Stated task: Your task is to repeat the listing exactly.

Material:
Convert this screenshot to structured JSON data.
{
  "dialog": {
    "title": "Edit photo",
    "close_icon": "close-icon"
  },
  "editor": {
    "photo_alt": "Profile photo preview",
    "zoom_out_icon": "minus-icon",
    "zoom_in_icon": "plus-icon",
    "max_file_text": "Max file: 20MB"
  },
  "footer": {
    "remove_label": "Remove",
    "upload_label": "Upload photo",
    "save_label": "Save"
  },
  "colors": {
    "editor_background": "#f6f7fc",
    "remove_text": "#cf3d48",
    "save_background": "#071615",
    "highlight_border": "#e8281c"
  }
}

Worked answer:
Convert this screenshot to structured JSON data.
{
  "dialog": {
    "title": "Edit photo",
    "close_icon": "close-icon"
  },
  "editor": {
    "photo_alt": "Profile photo preview",
    "zoom_out_icon": "minus-icon",
    "zoom_in_icon": "plus-icon",
    "max_file_text": "Max file: 20MB"
  },
  "footer": {
    "remove_label": "Remove",
    "upload_label": "Upload photo",
    "save_label": "Save"
  },
  "colors": {
    "editor_background": "#f6f7fc",
    "remove_text": "#cf3d48",
    "save_background": "#071615",
    "highlight_border": "#e8281c"
  }
}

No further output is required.